__What needs to be done__: Find the lines of data that contain the string "Graphic", then list them.

__Material shown__:
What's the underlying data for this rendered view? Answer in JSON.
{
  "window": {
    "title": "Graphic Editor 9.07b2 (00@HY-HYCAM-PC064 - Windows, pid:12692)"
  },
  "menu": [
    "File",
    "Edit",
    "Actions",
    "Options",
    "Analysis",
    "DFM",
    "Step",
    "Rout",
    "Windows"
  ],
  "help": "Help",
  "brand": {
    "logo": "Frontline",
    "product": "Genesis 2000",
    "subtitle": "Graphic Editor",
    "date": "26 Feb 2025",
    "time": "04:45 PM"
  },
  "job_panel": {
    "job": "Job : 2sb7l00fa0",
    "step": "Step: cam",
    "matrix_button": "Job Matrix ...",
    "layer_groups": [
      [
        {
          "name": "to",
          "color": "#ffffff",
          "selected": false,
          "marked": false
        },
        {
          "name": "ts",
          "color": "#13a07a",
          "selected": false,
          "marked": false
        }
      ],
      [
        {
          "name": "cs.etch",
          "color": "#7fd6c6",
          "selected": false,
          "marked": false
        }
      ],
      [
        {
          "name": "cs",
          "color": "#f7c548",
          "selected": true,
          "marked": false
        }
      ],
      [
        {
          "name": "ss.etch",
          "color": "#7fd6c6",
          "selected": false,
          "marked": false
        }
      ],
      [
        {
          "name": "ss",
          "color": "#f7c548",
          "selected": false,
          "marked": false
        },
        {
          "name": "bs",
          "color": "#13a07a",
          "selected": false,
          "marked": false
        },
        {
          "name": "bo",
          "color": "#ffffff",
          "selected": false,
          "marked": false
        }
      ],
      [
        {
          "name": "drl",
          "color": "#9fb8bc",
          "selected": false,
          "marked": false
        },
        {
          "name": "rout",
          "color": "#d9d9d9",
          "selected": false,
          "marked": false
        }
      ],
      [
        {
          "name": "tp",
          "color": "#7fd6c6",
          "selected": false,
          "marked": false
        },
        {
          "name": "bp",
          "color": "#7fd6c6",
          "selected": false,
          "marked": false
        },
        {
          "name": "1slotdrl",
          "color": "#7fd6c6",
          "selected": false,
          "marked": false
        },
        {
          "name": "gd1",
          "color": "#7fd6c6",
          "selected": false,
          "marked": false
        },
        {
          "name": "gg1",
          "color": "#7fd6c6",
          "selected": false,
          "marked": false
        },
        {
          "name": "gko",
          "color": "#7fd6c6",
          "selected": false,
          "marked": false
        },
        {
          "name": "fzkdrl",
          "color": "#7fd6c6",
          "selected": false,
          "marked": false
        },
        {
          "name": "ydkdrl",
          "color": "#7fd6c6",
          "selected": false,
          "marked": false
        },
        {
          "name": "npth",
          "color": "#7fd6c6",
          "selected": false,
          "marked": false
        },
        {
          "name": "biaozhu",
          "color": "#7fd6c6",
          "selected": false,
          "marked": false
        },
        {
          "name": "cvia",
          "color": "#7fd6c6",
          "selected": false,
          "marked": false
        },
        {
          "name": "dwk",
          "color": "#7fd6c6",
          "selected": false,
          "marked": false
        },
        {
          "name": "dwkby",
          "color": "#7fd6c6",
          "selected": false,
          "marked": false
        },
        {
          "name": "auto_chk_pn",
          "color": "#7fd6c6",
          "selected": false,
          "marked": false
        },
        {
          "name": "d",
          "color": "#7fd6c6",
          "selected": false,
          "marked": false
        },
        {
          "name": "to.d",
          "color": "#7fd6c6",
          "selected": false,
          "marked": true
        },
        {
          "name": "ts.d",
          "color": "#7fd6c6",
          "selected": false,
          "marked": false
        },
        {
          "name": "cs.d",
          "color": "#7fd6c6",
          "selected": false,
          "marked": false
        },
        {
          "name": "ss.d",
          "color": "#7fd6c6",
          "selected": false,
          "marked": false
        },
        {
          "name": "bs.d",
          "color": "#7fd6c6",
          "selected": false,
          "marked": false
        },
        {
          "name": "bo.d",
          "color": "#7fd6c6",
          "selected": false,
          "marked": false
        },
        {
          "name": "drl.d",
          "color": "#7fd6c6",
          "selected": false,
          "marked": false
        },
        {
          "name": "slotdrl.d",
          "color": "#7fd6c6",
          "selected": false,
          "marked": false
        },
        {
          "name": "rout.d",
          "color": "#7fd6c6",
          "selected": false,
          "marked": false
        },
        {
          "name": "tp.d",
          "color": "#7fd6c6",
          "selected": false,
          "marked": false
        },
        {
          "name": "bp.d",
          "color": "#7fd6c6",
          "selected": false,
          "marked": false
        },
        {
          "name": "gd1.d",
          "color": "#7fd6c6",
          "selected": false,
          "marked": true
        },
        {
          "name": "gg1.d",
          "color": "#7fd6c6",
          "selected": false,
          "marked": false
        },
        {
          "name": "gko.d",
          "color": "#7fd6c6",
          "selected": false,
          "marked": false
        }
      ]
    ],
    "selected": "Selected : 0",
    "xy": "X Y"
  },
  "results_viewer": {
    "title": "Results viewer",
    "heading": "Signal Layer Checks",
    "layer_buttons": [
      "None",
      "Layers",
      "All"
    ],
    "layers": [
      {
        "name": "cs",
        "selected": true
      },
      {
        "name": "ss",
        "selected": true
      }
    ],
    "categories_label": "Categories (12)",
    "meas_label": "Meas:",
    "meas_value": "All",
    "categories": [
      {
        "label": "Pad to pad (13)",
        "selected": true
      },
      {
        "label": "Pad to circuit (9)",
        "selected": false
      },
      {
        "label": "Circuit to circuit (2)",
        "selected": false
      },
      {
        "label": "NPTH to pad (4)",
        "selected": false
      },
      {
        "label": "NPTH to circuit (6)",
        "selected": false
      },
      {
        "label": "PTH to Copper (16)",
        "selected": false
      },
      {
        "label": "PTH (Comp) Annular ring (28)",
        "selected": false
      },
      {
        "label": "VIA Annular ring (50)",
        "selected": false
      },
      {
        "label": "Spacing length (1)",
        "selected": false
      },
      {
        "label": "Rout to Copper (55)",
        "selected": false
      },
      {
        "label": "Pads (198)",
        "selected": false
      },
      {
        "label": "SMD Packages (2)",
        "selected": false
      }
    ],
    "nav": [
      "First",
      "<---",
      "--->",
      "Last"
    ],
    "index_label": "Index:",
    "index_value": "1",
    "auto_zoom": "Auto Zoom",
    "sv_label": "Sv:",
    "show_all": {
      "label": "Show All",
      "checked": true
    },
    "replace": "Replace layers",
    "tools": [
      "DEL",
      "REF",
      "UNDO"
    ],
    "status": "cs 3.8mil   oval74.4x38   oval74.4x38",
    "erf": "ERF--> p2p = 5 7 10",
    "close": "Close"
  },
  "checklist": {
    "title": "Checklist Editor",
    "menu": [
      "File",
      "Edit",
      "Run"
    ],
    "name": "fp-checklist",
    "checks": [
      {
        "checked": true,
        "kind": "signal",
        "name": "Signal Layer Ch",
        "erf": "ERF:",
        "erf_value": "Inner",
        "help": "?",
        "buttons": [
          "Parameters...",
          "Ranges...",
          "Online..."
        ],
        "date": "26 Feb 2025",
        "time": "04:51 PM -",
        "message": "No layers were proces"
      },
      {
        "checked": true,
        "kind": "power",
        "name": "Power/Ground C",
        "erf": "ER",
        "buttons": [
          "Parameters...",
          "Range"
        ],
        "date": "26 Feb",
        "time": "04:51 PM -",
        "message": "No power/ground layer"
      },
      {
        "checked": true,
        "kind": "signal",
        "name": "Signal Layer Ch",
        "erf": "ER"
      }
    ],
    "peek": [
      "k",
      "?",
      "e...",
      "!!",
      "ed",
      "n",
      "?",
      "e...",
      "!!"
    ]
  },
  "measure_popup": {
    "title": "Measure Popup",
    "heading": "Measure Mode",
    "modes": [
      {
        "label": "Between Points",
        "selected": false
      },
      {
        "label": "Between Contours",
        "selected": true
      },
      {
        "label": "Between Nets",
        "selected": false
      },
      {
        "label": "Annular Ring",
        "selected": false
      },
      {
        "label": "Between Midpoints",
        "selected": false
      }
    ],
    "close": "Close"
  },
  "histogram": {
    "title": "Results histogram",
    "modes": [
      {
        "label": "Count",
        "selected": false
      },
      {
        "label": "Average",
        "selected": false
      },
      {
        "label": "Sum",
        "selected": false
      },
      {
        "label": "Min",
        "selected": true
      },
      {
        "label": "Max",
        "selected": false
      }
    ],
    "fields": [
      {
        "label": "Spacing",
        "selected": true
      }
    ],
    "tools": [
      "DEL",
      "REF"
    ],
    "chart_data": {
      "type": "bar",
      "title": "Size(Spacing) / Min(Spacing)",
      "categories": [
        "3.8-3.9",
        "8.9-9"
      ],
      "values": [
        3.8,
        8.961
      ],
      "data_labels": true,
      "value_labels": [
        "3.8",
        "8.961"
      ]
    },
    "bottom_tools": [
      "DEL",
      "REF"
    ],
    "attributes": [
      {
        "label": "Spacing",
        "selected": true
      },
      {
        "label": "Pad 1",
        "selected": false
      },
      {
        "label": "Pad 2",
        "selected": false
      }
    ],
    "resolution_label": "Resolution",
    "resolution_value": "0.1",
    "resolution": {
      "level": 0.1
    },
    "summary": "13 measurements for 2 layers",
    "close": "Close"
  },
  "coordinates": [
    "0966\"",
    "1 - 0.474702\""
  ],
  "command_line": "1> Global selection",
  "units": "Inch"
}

__Solution__:
    "title": "Graphic Editor 9.07b2 (00@HY-HYCAM-PC064 - Windows, pid:12692)"
    "subtitle": "Graphic Editor",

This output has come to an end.